Article publié dans Gestion de Fortune, Octobre 2012
3,96 milliards d’euros : tel est le record de collecte nette enregistré par le Livret A en janvier 2012, un chiffre en hausse de 11% par rapport à la collecte enregistrée il y a un an.
Créé en 1818 à l’initiative de Benjamin Delessert, banquier de Louis XVIII, sa vocation initiale était de rétablir un équilibre dans les finances publiques mises à mal par les guerres napoléoniennes.
S’il sert désormais au financement du logement social, il est aujourd’hui au cœur du débat politique. François Hollande avait ainsi érigé le doublement de son plafond en mesure phare de son programme de candidat à la Présidence, qui devait prendre effet dès juillet.
Mais l’adoption de la mesure s’avère plus compliquée que prévu : le doublement du plafond du livret A a un coût, tant pour les organismes financiers, banques ou compagnies d’assurance, que pour les finances de l’Etat. L’épargne des ménages sera ainsi drainée vers le Livret A, au détriment des autres placements, mais aussi de l’impôt, les intérêts étant intégralement défiscalisés.
▬▬▬
| SÉRIE D'EXERCICES |
1 – Répondez aux questions suivantes d'après l'article sur le Livret A.
(a) Quel montant de collecte nette le Livret A a-t-il enregistré en janvier 2012 ?
(b) En quelle année le Livret A a-t-il été créé ?
(c) À quoi sert désormais le Livret A ?
2 – Reproduisez à l'identique le passage de l'article sur le Livret A compris entre « Article publié dans » et « effet dès juillet. », ces deux bornes incluses.
▬▬▬
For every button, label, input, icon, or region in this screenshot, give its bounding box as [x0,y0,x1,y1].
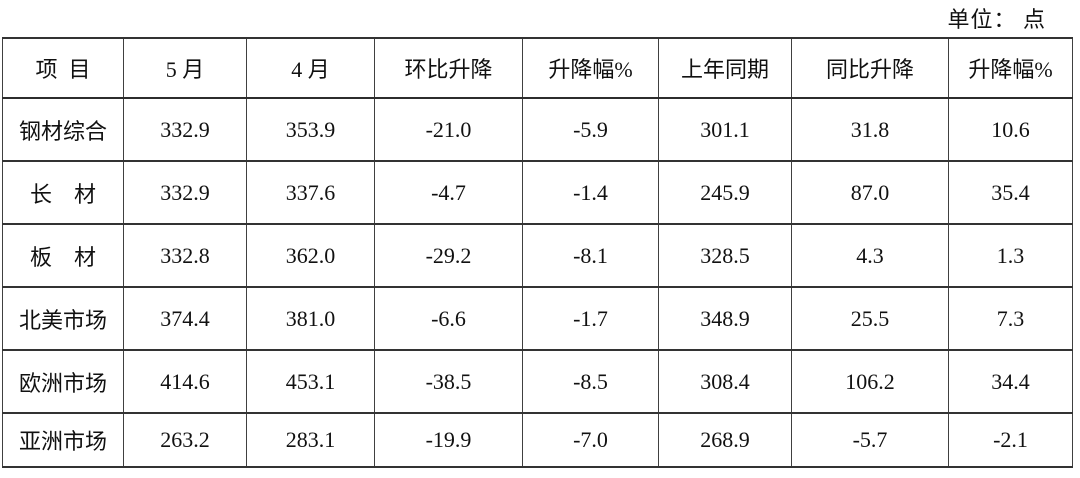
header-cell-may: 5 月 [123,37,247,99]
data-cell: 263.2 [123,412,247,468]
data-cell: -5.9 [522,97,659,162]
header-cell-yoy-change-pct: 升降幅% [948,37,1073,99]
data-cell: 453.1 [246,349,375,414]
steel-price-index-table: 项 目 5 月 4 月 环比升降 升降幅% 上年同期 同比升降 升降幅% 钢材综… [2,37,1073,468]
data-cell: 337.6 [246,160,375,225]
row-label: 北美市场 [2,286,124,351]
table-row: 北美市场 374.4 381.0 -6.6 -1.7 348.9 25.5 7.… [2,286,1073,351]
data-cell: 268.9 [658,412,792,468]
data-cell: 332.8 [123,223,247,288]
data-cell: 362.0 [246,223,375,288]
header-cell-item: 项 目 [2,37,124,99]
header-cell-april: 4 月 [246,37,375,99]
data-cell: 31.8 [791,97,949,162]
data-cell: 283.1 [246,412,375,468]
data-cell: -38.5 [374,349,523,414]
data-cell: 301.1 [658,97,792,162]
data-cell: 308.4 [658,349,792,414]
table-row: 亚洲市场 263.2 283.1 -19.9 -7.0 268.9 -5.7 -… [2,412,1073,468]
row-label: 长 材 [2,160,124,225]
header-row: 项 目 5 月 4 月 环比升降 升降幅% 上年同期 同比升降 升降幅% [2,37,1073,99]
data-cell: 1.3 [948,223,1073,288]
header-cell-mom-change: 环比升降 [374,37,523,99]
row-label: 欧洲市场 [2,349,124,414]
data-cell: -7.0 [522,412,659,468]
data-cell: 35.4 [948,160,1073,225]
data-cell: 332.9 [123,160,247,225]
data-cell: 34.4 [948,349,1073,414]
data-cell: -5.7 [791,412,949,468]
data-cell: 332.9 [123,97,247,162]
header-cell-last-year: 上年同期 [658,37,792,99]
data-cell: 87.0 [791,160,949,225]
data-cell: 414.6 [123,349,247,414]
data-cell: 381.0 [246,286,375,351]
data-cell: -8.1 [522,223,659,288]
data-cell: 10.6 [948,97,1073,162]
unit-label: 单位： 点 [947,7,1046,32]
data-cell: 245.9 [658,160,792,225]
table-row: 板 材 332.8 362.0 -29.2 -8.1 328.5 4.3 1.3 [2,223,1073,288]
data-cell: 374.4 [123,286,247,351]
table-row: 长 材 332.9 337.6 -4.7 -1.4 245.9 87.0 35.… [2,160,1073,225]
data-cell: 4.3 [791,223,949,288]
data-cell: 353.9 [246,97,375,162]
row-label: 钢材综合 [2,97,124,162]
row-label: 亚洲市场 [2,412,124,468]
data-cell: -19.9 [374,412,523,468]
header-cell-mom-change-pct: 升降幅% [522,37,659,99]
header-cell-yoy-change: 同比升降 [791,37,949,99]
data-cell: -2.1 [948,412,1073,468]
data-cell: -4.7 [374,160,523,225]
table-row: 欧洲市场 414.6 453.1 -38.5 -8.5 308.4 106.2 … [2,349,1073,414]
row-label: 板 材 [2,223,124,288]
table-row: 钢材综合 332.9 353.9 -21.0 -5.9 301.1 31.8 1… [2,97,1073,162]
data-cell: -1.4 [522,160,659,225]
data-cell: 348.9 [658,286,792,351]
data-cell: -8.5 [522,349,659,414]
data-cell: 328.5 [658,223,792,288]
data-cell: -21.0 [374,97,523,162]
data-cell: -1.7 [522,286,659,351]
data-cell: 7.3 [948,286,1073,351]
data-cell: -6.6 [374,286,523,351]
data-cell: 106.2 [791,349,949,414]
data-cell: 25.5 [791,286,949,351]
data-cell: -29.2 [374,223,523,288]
▬▬▬
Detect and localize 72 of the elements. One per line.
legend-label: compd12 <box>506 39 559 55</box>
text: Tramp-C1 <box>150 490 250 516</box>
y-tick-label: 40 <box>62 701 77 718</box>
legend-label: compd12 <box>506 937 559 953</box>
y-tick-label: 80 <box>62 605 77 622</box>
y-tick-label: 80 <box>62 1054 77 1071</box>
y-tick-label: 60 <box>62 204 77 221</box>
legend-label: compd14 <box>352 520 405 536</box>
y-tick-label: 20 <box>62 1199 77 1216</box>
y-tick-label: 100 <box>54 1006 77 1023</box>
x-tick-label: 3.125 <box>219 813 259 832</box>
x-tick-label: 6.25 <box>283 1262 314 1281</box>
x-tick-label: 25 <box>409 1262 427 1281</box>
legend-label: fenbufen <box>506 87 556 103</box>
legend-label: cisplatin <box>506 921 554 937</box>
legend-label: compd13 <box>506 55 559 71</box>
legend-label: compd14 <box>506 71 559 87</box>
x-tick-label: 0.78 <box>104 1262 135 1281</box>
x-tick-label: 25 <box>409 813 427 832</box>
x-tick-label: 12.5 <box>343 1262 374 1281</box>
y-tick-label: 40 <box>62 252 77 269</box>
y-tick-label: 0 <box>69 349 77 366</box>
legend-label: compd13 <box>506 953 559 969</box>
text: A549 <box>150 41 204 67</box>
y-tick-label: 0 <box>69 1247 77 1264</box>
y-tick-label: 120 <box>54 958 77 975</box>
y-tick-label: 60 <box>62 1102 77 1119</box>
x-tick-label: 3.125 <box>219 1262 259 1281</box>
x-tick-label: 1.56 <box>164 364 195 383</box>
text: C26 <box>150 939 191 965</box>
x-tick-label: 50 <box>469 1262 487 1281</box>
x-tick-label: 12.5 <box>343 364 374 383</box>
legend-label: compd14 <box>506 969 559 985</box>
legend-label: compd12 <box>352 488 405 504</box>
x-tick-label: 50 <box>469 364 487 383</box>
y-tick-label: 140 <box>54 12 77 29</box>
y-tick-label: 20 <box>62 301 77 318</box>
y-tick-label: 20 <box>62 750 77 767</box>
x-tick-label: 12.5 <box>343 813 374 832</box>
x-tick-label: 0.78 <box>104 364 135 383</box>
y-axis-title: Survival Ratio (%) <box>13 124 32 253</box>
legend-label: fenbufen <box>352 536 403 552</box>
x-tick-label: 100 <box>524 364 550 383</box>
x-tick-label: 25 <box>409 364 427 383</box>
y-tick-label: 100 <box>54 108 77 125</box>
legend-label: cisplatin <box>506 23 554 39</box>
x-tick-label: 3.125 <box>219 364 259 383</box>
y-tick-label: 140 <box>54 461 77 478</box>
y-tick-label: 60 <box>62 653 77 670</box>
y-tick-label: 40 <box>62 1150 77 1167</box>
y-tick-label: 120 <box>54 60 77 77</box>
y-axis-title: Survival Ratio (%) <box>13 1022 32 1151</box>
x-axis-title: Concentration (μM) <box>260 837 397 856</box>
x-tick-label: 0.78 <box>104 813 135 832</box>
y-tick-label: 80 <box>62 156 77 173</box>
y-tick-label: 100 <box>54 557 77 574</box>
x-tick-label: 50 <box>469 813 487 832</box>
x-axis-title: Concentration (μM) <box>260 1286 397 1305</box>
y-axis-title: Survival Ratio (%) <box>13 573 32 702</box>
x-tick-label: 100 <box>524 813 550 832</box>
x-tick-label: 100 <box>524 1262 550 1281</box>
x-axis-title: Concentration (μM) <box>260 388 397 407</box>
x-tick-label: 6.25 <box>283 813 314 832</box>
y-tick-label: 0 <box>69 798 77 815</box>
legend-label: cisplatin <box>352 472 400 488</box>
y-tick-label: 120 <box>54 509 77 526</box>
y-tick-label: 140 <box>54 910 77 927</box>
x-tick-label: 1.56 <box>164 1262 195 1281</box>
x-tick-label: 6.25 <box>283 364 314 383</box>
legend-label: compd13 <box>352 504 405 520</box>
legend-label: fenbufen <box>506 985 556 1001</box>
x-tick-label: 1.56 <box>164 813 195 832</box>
▬▬▬
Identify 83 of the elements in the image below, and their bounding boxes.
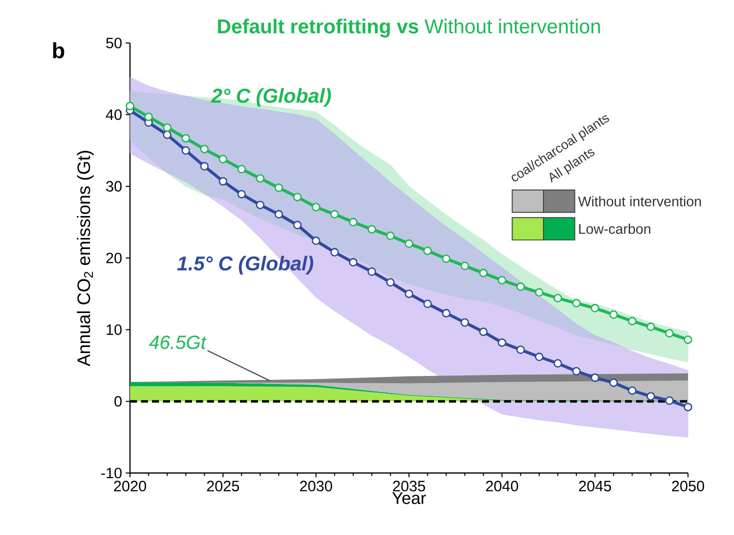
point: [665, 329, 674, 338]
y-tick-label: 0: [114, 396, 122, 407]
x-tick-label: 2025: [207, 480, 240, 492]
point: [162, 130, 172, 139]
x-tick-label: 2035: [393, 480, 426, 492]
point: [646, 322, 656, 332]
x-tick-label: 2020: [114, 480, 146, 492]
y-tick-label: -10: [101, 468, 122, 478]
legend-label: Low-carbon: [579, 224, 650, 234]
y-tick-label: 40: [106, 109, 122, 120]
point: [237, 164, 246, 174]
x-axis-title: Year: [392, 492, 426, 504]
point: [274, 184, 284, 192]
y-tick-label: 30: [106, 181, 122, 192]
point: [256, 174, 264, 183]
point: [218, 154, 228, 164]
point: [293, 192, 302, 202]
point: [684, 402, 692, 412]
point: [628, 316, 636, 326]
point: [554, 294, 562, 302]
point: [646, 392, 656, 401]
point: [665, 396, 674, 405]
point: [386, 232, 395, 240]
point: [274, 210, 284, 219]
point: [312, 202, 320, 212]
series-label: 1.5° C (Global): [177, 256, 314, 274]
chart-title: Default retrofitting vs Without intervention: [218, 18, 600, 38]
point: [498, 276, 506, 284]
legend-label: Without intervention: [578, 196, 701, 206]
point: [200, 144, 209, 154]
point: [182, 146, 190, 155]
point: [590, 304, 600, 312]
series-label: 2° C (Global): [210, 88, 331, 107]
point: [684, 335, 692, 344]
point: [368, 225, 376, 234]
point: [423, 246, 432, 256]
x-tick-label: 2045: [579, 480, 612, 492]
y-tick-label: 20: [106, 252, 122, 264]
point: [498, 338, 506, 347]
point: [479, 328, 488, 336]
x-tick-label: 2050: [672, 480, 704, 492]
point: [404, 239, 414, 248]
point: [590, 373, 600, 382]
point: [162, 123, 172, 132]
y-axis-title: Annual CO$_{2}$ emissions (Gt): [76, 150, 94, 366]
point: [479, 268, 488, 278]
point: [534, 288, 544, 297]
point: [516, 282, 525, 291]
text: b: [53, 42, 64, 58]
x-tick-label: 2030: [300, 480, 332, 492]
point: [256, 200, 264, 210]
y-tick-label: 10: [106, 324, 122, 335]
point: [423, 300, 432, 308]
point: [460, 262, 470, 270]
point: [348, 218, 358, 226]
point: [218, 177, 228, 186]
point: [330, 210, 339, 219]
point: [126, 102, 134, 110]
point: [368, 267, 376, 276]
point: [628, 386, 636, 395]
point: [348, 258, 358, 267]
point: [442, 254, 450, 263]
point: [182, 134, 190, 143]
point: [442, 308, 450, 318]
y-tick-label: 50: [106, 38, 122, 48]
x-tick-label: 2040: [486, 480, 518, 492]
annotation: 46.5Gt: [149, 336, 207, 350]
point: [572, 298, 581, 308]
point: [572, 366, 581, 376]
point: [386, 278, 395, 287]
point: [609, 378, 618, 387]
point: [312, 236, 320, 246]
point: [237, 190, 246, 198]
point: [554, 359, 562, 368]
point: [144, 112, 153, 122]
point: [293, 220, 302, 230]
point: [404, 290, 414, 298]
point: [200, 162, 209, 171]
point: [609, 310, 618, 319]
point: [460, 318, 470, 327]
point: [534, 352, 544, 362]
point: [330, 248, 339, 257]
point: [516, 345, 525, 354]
▬▬▬
| RÉSULTATS DE L'EXERCICE |
1 –
(a) 3,96 milliards d'euros.
(b) En 1818.
(c) Au financement du logement social.

2 –
Article publié dans Gestion de Fortune, Octobre 2012
3,96 milliards d’euros : tel est le record de collecte nette enregistré par le Livret A en janvier 2012, un chiffre en hausse de 11% par rapport à la collecte enregistrée il y a un an.
Créé en 1818 à l’initiative de Benjamin Delessert, banquier de Louis XVIII, sa vocation initiale était de rétablir un équilibre dans les finances publiques mises à mal par les guerres napoléoniennes.
S’il sert désormais au financement du logement social, il est aujourd’hui au cœur du débat politique. François Hollande avait ainsi érigé le doublement de son plafond en mesure phare de son programme de candidat à la Présidence, qui devait prendre effet dès juillet.